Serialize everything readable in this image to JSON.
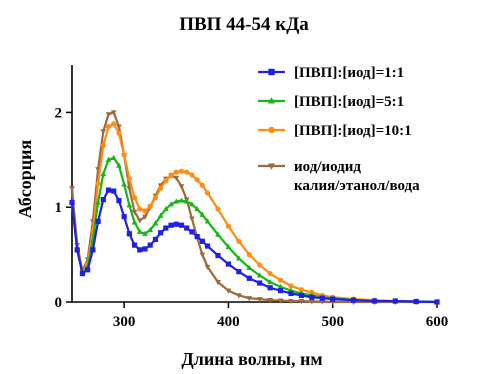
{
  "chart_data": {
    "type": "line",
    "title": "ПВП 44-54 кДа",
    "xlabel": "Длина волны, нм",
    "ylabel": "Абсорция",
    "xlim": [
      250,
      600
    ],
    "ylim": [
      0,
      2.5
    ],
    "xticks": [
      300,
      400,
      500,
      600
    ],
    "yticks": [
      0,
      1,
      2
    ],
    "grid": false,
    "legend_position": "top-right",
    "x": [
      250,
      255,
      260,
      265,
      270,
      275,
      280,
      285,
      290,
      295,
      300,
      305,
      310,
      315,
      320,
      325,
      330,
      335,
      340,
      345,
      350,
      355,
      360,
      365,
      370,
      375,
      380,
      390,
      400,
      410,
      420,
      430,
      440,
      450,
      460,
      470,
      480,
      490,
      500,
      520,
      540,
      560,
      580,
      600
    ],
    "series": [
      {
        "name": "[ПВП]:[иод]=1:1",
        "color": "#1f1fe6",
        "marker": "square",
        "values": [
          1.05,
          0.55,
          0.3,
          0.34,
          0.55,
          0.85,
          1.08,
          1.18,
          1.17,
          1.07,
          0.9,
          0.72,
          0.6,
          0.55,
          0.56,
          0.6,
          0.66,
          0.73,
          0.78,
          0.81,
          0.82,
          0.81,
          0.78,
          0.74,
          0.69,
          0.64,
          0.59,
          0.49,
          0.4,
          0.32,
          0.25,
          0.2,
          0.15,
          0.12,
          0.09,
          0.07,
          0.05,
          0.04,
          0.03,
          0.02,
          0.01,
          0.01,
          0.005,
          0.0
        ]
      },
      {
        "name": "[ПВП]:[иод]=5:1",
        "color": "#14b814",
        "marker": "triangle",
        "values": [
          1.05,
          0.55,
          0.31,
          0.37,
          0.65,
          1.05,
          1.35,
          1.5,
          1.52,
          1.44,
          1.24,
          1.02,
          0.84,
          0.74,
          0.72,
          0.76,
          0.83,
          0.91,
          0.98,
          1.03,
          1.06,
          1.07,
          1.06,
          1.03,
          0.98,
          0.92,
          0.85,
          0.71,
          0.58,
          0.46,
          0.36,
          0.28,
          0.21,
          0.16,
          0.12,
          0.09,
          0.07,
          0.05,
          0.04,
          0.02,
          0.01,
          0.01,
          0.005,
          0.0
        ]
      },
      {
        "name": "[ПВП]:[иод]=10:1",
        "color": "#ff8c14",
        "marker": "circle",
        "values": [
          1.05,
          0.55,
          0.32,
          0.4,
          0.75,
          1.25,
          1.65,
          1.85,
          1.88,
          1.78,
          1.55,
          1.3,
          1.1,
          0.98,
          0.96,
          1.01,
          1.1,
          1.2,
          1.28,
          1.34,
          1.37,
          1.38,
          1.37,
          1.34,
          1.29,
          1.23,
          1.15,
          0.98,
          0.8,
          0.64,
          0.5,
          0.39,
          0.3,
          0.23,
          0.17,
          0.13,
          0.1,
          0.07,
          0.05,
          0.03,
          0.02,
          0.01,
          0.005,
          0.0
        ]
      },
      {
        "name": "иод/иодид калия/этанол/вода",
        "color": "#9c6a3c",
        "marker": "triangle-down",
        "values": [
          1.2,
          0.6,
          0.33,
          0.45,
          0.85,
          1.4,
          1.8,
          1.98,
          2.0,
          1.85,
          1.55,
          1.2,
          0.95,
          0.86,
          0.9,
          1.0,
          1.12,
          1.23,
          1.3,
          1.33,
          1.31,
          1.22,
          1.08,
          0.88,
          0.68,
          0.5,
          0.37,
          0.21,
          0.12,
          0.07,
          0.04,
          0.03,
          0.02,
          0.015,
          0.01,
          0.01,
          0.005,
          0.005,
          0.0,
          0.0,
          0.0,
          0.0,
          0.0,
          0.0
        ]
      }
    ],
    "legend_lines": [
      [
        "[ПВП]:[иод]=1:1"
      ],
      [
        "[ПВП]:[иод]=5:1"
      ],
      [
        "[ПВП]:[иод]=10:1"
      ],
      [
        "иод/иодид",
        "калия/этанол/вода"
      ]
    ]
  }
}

...

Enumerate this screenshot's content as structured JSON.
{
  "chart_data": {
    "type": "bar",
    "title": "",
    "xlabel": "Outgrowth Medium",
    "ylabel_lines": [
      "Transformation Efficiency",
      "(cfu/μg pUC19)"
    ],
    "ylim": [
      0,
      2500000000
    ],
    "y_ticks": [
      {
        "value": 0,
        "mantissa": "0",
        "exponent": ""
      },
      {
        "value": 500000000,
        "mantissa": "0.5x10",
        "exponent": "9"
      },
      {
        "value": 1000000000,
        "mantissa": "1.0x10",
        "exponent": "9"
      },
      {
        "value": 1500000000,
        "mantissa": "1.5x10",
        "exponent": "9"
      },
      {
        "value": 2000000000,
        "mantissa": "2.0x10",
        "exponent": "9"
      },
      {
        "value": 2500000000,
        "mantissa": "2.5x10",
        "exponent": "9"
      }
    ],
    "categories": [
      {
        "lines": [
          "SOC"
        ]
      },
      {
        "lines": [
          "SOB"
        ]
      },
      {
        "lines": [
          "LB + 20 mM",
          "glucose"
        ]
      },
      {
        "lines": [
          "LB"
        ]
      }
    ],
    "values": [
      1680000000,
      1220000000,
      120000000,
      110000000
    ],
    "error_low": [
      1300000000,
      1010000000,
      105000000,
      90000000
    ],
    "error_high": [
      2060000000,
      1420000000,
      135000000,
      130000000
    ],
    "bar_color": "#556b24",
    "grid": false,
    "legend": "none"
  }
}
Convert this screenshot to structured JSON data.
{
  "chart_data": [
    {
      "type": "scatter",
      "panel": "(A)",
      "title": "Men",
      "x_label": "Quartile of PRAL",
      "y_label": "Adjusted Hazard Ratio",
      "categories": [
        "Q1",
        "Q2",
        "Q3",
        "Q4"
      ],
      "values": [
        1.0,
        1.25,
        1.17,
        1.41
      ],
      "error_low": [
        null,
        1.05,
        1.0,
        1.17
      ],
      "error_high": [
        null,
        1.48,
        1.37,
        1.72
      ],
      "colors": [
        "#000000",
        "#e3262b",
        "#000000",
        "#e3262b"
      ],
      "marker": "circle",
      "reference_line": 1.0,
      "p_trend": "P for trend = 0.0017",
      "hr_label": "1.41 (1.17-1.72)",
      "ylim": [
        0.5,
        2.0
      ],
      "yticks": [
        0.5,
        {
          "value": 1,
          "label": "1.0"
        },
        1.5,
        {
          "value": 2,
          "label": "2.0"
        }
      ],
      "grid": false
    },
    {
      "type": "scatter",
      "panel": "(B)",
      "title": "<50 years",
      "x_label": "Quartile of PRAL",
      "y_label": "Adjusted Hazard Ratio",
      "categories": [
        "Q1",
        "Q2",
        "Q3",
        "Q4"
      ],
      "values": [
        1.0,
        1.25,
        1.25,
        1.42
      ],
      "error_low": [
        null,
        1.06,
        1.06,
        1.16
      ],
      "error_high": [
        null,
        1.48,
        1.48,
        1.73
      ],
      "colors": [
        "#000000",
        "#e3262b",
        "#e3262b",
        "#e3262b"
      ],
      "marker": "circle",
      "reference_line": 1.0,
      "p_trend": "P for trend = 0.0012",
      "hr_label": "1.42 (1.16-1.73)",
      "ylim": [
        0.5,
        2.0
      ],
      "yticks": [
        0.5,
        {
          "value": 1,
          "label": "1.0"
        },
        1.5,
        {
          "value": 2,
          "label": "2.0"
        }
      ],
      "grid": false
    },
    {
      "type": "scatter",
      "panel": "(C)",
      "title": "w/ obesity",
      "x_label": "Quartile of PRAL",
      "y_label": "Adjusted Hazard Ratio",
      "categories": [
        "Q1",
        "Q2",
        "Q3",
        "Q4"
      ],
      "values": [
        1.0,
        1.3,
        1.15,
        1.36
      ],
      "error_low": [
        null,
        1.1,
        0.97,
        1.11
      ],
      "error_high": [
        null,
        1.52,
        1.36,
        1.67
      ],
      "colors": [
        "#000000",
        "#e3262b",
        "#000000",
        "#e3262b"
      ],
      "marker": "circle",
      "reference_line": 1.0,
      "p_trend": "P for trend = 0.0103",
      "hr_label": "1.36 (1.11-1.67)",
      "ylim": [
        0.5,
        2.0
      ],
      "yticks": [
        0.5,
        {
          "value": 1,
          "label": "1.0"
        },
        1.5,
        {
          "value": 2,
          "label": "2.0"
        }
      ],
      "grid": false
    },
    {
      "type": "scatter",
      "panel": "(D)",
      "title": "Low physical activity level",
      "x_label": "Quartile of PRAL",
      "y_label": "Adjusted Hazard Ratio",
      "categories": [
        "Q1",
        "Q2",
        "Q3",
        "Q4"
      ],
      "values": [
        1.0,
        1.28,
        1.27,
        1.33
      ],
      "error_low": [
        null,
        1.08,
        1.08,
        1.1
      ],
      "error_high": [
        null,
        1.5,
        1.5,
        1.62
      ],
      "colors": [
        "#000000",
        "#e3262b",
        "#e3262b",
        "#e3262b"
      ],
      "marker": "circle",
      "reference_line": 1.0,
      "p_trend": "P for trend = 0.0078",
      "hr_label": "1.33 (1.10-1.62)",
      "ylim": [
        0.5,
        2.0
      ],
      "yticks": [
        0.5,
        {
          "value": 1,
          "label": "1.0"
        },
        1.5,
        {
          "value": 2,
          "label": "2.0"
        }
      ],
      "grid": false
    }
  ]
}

> _SET TASK_: Lines containing "name" are to be counted. State the total and add nothing.

> _ANSWER IN FULL_: 4